### DATA RECORDS
::::

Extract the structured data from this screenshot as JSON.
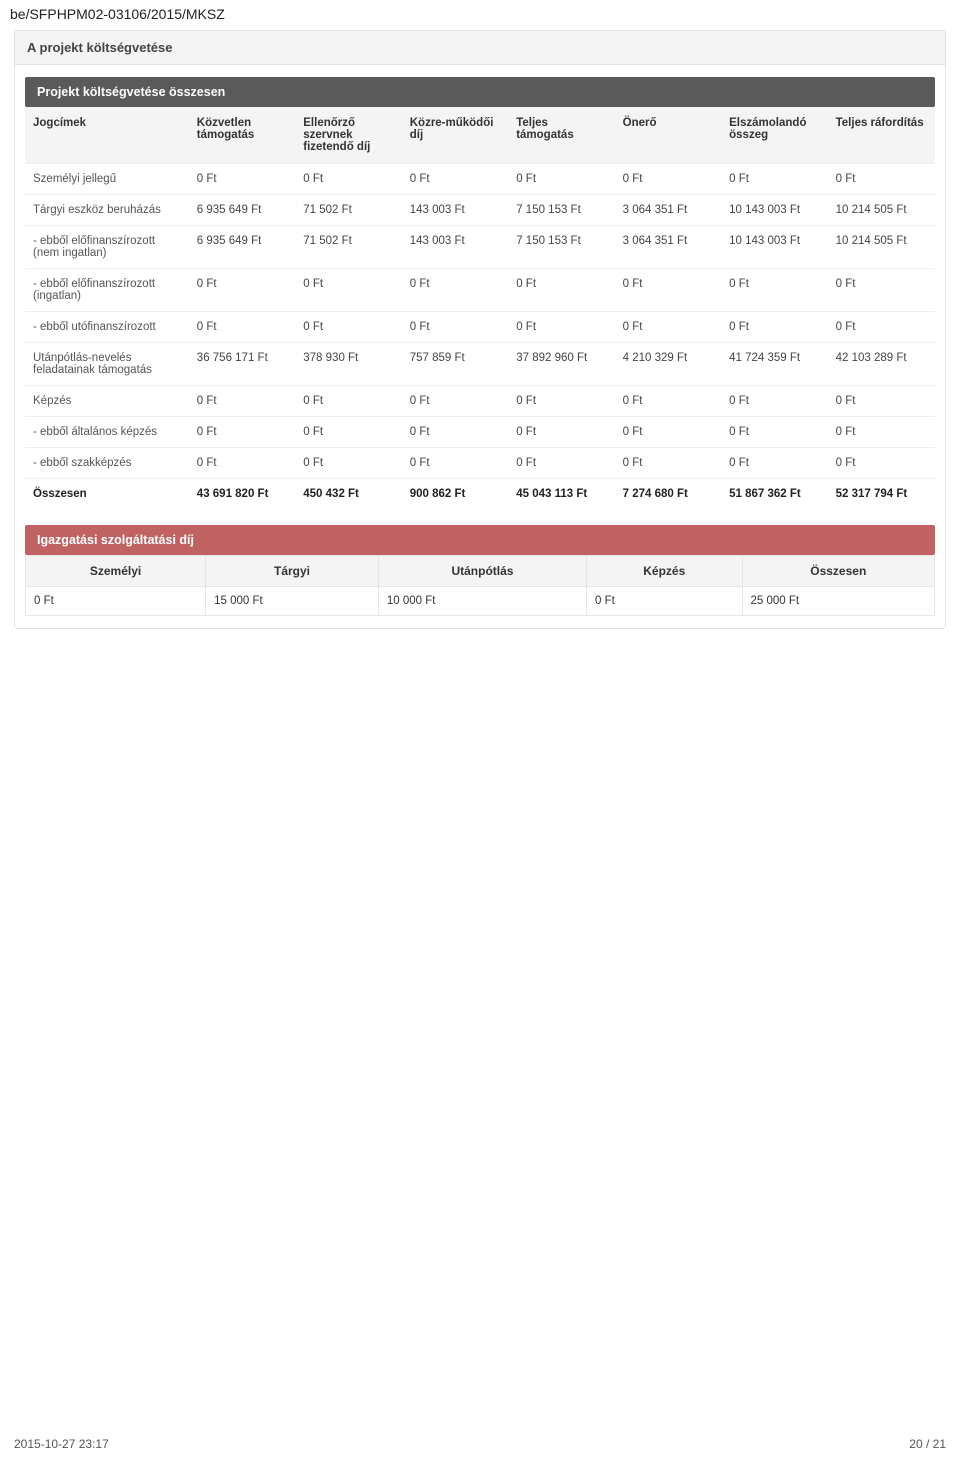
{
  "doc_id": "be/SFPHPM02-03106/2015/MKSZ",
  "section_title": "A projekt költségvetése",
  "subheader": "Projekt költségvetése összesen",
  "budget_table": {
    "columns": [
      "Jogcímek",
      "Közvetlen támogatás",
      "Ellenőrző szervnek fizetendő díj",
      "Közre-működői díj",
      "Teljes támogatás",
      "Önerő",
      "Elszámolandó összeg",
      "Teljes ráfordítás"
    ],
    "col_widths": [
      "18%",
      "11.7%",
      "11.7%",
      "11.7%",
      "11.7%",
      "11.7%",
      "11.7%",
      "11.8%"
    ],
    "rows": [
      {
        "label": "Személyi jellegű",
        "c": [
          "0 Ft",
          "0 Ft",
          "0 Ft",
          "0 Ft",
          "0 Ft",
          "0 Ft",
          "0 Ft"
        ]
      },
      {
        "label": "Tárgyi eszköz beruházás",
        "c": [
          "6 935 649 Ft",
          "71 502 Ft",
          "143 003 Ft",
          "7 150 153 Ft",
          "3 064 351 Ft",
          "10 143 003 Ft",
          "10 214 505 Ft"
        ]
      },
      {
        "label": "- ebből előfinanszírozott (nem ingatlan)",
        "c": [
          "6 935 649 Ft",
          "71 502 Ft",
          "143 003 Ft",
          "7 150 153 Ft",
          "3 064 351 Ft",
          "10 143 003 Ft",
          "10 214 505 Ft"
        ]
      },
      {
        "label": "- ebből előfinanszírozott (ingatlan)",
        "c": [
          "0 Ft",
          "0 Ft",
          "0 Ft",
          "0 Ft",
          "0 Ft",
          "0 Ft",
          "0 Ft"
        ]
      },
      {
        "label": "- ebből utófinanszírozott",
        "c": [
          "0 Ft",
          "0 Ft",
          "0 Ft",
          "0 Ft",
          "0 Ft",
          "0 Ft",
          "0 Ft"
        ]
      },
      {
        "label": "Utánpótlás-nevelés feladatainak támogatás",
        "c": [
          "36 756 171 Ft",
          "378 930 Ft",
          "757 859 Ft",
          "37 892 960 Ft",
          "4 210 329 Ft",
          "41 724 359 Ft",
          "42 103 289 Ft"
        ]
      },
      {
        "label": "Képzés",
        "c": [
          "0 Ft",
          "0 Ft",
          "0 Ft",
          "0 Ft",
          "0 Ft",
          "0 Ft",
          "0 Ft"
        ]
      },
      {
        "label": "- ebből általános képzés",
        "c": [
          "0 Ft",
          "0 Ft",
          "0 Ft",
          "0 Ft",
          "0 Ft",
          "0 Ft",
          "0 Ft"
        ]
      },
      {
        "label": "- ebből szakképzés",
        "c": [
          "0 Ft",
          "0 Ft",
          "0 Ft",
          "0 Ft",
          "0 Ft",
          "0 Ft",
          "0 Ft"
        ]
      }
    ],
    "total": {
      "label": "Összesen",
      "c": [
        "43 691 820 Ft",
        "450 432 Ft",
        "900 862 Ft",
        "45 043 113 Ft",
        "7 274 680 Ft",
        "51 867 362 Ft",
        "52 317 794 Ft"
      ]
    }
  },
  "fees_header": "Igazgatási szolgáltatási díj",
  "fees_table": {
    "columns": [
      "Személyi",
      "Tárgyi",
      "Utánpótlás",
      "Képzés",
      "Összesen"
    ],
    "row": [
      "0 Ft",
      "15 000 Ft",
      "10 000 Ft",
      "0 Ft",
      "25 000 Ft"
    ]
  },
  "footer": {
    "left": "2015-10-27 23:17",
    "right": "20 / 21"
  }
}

::::

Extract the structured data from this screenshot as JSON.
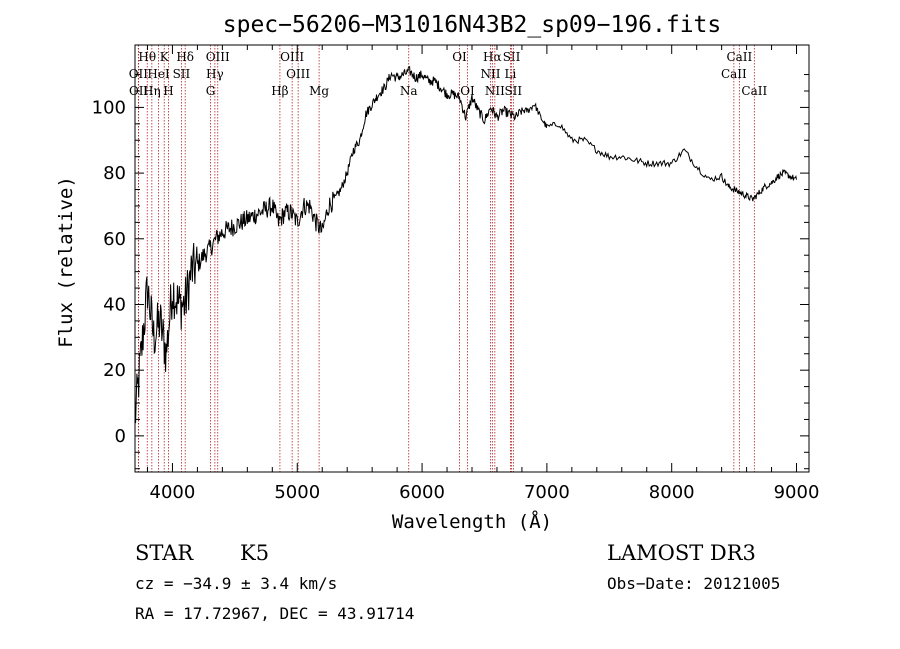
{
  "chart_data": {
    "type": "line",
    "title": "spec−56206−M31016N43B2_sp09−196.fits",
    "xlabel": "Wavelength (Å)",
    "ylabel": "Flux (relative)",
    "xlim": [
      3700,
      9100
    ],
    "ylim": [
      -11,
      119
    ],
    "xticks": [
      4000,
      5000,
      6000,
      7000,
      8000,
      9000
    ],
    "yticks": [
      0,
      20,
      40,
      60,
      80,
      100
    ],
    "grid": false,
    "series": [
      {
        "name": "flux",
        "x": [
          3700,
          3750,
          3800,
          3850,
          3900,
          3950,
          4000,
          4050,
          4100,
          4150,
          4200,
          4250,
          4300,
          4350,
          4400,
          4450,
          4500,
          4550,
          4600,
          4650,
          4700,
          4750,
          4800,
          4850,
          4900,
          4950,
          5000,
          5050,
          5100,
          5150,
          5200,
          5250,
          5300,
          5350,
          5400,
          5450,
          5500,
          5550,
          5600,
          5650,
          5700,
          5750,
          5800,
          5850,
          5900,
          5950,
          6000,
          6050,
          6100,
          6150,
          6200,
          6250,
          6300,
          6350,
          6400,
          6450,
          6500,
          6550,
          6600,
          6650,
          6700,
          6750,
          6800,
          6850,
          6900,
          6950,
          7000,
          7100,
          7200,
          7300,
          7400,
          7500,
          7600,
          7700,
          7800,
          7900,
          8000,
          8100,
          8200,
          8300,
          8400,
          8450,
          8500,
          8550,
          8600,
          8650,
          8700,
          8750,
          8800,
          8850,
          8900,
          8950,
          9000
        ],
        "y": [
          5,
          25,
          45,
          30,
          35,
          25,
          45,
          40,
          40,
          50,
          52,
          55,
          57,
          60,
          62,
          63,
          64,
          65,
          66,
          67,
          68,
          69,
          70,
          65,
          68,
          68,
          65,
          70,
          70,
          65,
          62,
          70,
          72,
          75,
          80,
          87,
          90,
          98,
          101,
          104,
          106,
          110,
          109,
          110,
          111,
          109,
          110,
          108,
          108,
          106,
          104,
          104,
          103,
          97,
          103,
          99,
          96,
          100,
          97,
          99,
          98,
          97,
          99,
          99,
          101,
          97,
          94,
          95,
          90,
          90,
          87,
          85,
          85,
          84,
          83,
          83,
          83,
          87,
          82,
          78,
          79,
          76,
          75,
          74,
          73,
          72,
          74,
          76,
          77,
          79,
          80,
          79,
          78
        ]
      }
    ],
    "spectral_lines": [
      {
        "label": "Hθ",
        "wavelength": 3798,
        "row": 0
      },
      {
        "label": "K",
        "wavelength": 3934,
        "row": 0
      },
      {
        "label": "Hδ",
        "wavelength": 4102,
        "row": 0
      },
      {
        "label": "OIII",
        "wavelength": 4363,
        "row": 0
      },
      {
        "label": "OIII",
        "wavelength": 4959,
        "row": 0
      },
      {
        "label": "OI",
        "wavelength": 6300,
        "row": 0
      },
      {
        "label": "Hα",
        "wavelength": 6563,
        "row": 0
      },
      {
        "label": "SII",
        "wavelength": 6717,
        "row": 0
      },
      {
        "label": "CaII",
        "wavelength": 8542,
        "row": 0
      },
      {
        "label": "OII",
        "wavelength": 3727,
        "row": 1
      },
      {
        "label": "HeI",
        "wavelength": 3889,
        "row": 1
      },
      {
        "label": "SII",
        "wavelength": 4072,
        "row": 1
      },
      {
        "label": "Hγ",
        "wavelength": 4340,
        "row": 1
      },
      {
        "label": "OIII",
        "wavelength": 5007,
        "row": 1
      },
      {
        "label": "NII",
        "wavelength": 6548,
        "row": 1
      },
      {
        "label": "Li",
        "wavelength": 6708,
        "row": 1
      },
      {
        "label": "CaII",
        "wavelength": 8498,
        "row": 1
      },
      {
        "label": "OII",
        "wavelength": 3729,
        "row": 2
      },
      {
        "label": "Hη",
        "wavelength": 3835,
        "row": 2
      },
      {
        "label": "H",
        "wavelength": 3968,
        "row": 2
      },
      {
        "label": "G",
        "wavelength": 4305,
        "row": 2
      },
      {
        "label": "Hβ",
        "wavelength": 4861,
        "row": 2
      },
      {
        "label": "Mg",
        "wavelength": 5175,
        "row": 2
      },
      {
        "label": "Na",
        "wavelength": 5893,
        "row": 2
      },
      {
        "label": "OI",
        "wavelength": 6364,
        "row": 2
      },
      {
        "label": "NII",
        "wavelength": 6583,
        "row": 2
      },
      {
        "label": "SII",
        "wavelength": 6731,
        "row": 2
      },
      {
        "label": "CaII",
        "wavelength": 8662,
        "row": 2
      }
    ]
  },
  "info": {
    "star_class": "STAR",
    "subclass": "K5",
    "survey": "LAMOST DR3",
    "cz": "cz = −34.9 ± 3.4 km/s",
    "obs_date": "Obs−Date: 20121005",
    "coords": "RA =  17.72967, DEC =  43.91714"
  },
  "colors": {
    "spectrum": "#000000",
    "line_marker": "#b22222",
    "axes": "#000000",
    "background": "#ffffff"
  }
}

::::

### YOUR OBJECTIVE
In the material above, tally every line with the string "előfinanszírozott" in it, then give that number alone.

### ANSWER FOR THE TASK
2